» **Stated task**: Give every line of the data again, unchanged, but with no pictures.

» **Raw data**:
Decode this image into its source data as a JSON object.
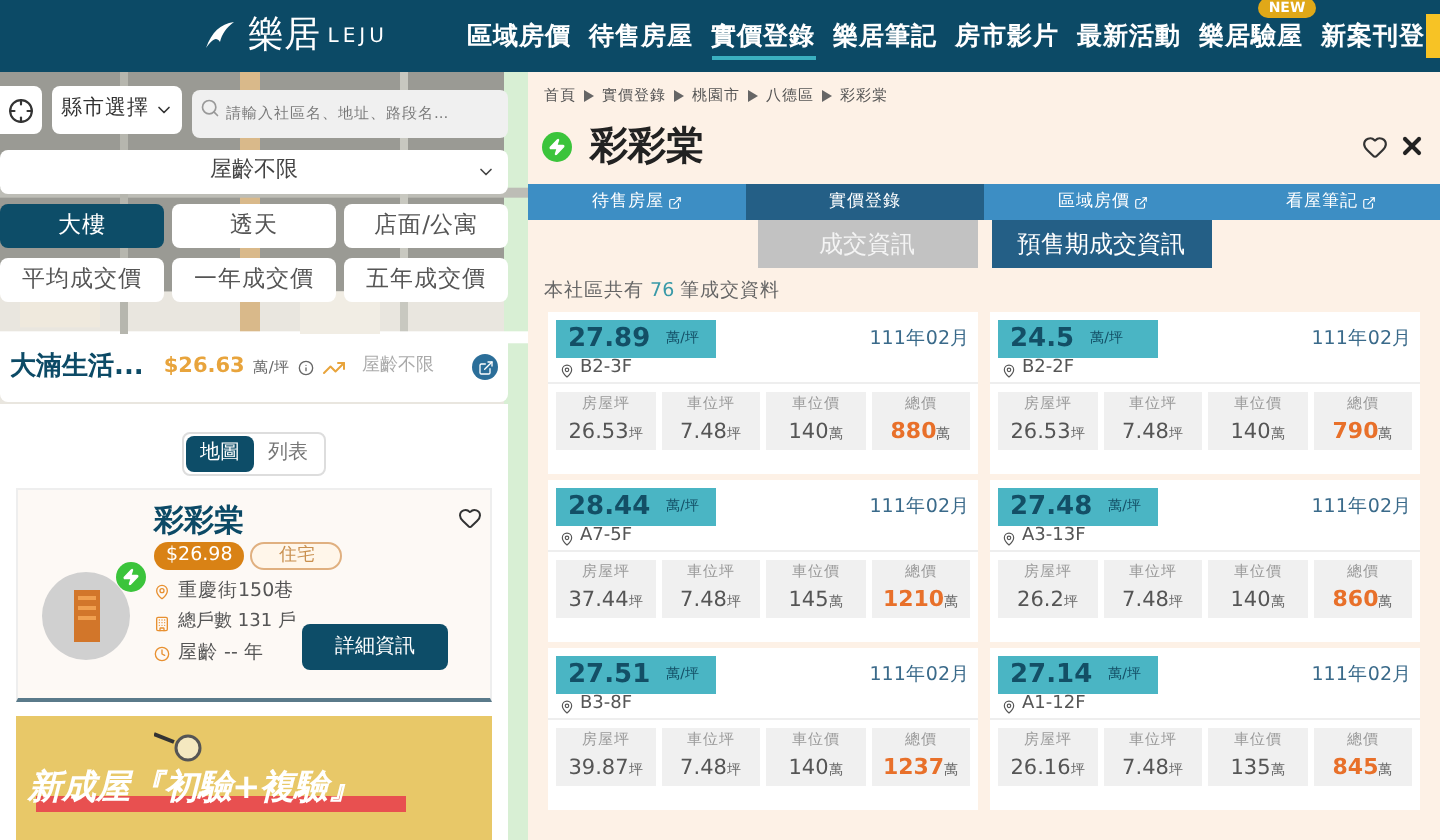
{
  "nav": {
    "logo_text": "樂居",
    "logo_sub": "LEJU",
    "items": [
      {
        "label": "區域房價",
        "selected": false
      },
      {
        "label": "待售房屋",
        "selected": false
      },
      {
        "label": "實價登錄",
        "selected": true
      },
      {
        "label": "樂居筆記",
        "selected": false
      },
      {
        "label": "房市影片",
        "selected": false
      },
      {
        "label": "最新活動",
        "selected": false
      },
      {
        "label": "樂居驗屋",
        "selected": false,
        "badge": "NEW"
      },
      {
        "label": "新案刊登",
        "selected": false
      }
    ]
  },
  "filters": {
    "county": "縣市選擇",
    "search_placeholder": "請輸入社區名、地址、路段名...",
    "age": "屋齡不限",
    "types": [
      {
        "label": "大樓",
        "selected": true
      },
      {
        "label": "透天",
        "selected": false
      },
      {
        "label": "店面/公寓",
        "selected": false
      }
    ],
    "price_periods": [
      {
        "label": "平均成交價",
        "selected": false
      },
      {
        "label": "一年成交價",
        "selected": false
      },
      {
        "label": "五年成交價",
        "selected": false
      }
    ]
  },
  "community_bar": {
    "name": "大湳生活...",
    "price": "$26.63",
    "unit": "萬/坪",
    "age": "屋齡不限"
  },
  "view_toggle": [
    {
      "label": "地圖",
      "selected": true
    },
    {
      "label": "列表",
      "selected": false
    }
  ],
  "card": {
    "name": "彩彩棠",
    "price": "$26.98",
    "tag": "住宅",
    "address": "重慶街150巷",
    "households": "總戶數 131 戶",
    "age": "屋齡 -- 年",
    "button": "詳細資訊"
  },
  "banner": {
    "headline": "新成屋『初驗+複驗』"
  },
  "detail": {
    "breadcrumb": [
      "首頁",
      "實價登錄",
      "桃園市",
      "八德區",
      "彩彩棠"
    ],
    "title": "彩彩棠",
    "tabs": [
      {
        "label": "待售房屋",
        "selected": false,
        "external": true
      },
      {
        "label": "實價登錄",
        "selected": true,
        "external": false
      },
      {
        "label": "區域房價",
        "selected": false,
        "external": true
      },
      {
        "label": "看屋筆記",
        "selected": false,
        "external": true
      }
    ],
    "subtabs": [
      {
        "label": "成交資訊",
        "selected": false
      },
      {
        "label": "預售期成交資訊",
        "selected": true
      }
    ],
    "count_prefix": "本社區共有",
    "count": "76",
    "count_suffix": "筆成交資料",
    "records": [
      {
        "price": "27.89",
        "unit": "萬/坪",
        "date": "111年02月",
        "unit_no": "B2-3F",
        "stats": [
          {
            "label": "房屋坪",
            "value": "26.53",
            "unit": "坪",
            "kind": "plain"
          },
          {
            "label": "車位坪",
            "value": "7.48",
            "unit": "坪",
            "kind": "plain"
          },
          {
            "label": "車位價",
            "value": "140",
            "unit": "萬",
            "kind": "plain"
          },
          {
            "label": "總價",
            "value": "880",
            "unit": "萬",
            "kind": "total"
          }
        ]
      },
      {
        "price": "24.5",
        "unit": "萬/坪",
        "date": "111年02月",
        "unit_no": "B2-2F",
        "stats": [
          {
            "label": "房屋坪",
            "value": "26.53",
            "unit": "坪",
            "kind": "plain"
          },
          {
            "label": "車位坪",
            "value": "7.48",
            "unit": "坪",
            "kind": "plain"
          },
          {
            "label": "車位價",
            "value": "140",
            "unit": "萬",
            "kind": "plain"
          },
          {
            "label": "總價",
            "value": "790",
            "unit": "萬",
            "kind": "total"
          }
        ]
      },
      {
        "price": "28.44",
        "unit": "萬/坪",
        "date": "111年02月",
        "unit_no": "A7-5F",
        "stats": [
          {
            "label": "房屋坪",
            "value": "37.44",
            "unit": "坪",
            "kind": "plain"
          },
          {
            "label": "車位坪",
            "value": "7.48",
            "unit": "坪",
            "kind": "plain"
          },
          {
            "label": "車位價",
            "value": "145",
            "unit": "萬",
            "kind": "plain"
          },
          {
            "label": "總價",
            "value": "1210",
            "unit": "萬",
            "kind": "total"
          }
        ]
      },
      {
        "price": "27.48",
        "unit": "萬/坪",
        "date": "111年02月",
        "unit_no": "A3-13F",
        "stats": [
          {
            "label": "房屋坪",
            "value": "26.2",
            "unit": "坪",
            "kind": "plain"
          },
          {
            "label": "車位坪",
            "value": "7.48",
            "unit": "坪",
            "kind": "plain"
          },
          {
            "label": "車位價",
            "value": "140",
            "unit": "萬",
            "kind": "plain"
          },
          {
            "label": "總價",
            "value": "860",
            "unit": "萬",
            "kind": "total"
          }
        ]
      },
      {
        "price": "27.51",
        "unit": "萬/坪",
        "date": "111年02月",
        "unit_no": "B3-8F",
        "stats": [
          {
            "label": "房屋坪",
            "value": "39.87",
            "unit": "坪",
            "kind": "plain"
          },
          {
            "label": "車位坪",
            "value": "7.48",
            "unit": "坪",
            "kind": "plain"
          },
          {
            "label": "車位價",
            "value": "140",
            "unit": "萬",
            "kind": "plain"
          },
          {
            "label": "總價",
            "value": "1237",
            "unit": "萬",
            "kind": "total"
          }
        ]
      },
      {
        "price": "27.14",
        "unit": "萬/坪",
        "date": "111年02月",
        "unit_no": "A1-12F",
        "stats": [
          {
            "label": "房屋坪",
            "value": "26.16",
            "unit": "坪",
            "kind": "plain"
          },
          {
            "label": "車位坪",
            "value": "7.48",
            "unit": "坪",
            "kind": "plain"
          },
          {
            "label": "車位價",
            "value": "135",
            "unit": "萬",
            "kind": "plain"
          },
          {
            "label": "總價",
            "value": "845",
            "unit": "萬",
            "kind": "total"
          }
        ]
      }
    ]
  }
}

» **Full answer**:
Decode this image into its source data as a JSON object.
{
  "nav": {
    "logo_text": "樂居",
    "logo_sub": "LEJU",
    "items": [
      {
        "label": "區域房價",
        "selected": false
      },
      {
        "label": "待售房屋",
        "selected": false
      },
      {
        "label": "實價登錄",
        "selected": true
      },
      {
        "label": "樂居筆記",
        "selected": false
      },
      {
        "label": "房市影片",
        "selected": false
      },
      {
        "label": "最新活動",
        "selected": false
      },
      {
        "label": "樂居驗屋",
        "selected": false,
        "badge": "NEW"
      },
      {
        "label": "新案刊登",
        "selected": false
      }
    ]
  },
  "filters": {
    "county": "縣市選擇",
    "search_placeholder": "請輸入社區名、地址、路段名...",
    "age": "屋齡不限",
    "types": [
      {
        "label": "大樓",
        "selected": true
      },
      {
        "label": "透天",
        "selected": false
      },
      {
        "label": "店面/公寓",
        "selected": false
      }
    ],
    "price_periods": [
      {
        "label": "平均成交價",
        "selected": false
      },
      {
        "label": "一年成交價",
        "selected": false
      },
      {
        "label": "五年成交價",
        "selected": false
      }
    ]
  },
  "community_bar": {
    "name": "大湳生活...",
    "price": "$26.63",
    "unit": "萬/坪",
    "age": "屋齡不限"
  },
  "view_toggle": [
    {
      "label": "地圖",
      "selected": true
    },
    {
      "label": "列表",
      "selected": false
    }
  ],
  "card": {
    "name": "彩彩棠",
    "price": "$26.98",
    "tag": "住宅",
    "address": "重慶街150巷",
    "households": "總戶數 131 戶",
    "age": "屋齡 -- 年",
    "button": "詳細資訊"
  },
  "banner": {
    "headline": "新成屋『初驗+複驗』"
  },
  "detail": {
    "breadcrumb": [
      "首頁",
      "實價登錄",
      "桃園市",
      "八德區",
      "彩彩棠"
    ],
    "title": "彩彩棠",
    "tabs": [
      {
        "label": "待售房屋",
        "selected": false,
        "external": true
      },
      {
        "label": "實價登錄",
        "selected": true,
        "external": false
      },
      {
        "label": "區域房價",
        "selected": false,
        "external": true
      },
      {
        "label": "看屋筆記",
        "selected": false,
        "external": true
      }
    ],
    "subtabs": [
      {
        "label": "成交資訊",
        "selected": false
      },
      {
        "label": "預售期成交資訊",
        "selected": true
      }
    ],
    "count_prefix": "本社區共有",
    "count": "76",
    "count_suffix": "筆成交資料",
    "records": [
      {
        "price": "27.89",
        "unit": "萬/坪",
        "date": "111年02月",
        "unit_no": "B2-3F",
        "stats": [
          {
            "label": "房屋坪",
            "value": "26.53",
            "unit": "坪",
            "kind": "plain"
          },
          {
            "label": "車位坪",
            "value": "7.48",
            "unit": "坪",
            "kind": "plain"
          },
          {
            "label": "車位價",
            "value": "140",
            "unit": "萬",
            "kind": "plain"
          },
          {
            "label": "總價",
            "value": "880",
            "unit": "萬",
            "kind": "total"
          }
        ]
      },
      {
        "price": "24.5",
        "unit": "萬/坪",
        "date": "111年02月",
        "unit_no": "B2-2F",
        "stats": [
          {
            "label": "房屋坪",
            "value": "26.53",
            "unit": "坪",
            "kind": "plain"
          },
          {
            "label": "車位坪",
            "value": "7.48",
            "unit": "坪",
            "kind": "plain"
          },
          {
            "label": "車位價",
            "value": "140",
            "unit": "萬",
            "kind": "plain"
          },
          {
            "label": "總價",
            "value": "790",
            "unit": "萬",
            "kind": "total"
          }
        ]
      },
      {
        "price": "28.44",
        "unit": "萬/坪",
        "date": "111年02月",
        "unit_no": "A7-5F",
        "stats": [
          {
            "label": "房屋坪",
            "value": "37.44",
            "unit": "坪",
            "kind": "plain"
          },
          {
            "label": "車位坪",
            "value": "7.48",
            "unit": "坪",
            "kind": "plain"
          },
          {
            "label": "車位價",
            "value": "145",
            "unit": "萬",
            "kind": "plain"
          },
          {
            "label": "總價",
            "value": "1210",
            "unit": "萬",
            "kind": "total"
          }
        ]
      },
      {
        "price": "27.48",
        "unit": "萬/坪",
        "date": "111年02月",
        "unit_no": "A3-13F",
        "stats": [
          {
            "label": "房屋坪",
            "value": "26.2",
            "unit": "坪",
            "kind": "plain"
          },
          {
            "label": "車位坪",
            "value": "7.48",
            "unit": "坪",
            "kind": "plain"
          },
          {
            "label": "車位價",
            "value": "140",
            "unit": "萬",
            "kind": "plain"
          },
          {
            "label": "總價",
            "value": "860",
            "unit": "萬",
            "kind": "total"
          }
        ]
      },
      {
        "price": "27.51",
        "unit": "萬/坪",
        "date": "111年02月",
        "unit_no": "B3-8F",
        "stats": [
          {
            "label": "房屋坪",
            "value": "39.87",
            "unit": "坪",
            "kind": "plain"
          },
          {
            "label": "車位坪",
            "value": "7.48",
            "unit": "坪",
            "kind": "plain"
          },
          {
            "label": "車位價",
            "value": "140",
            "unit": "萬",
            "kind": "plain"
          },
          {
            "label": "總價",
            "value": "1237",
            "unit": "萬",
            "kind": "total"
          }
        ]
      },
      {
        "price": "27.14",
        "unit": "萬/坪",
        "date": "111年02月",
        "unit_no": "A1-12F",
        "stats": [
          {
            "label": "房屋坪",
            "value": "26.16",
            "unit": "坪",
            "kind": "plain"
          },
          {
            "label": "車位坪",
            "value": "7.48",
            "unit": "坪",
            "kind": "plain"
          },
          {
            "label": "車位價",
            "value": "135",
            "unit": "萬",
            "kind": "plain"
          },
          {
            "label": "總價",
            "value": "845",
            "unit": "萬",
            "kind": "total"
          }
        ]
      }
    ]
  }
}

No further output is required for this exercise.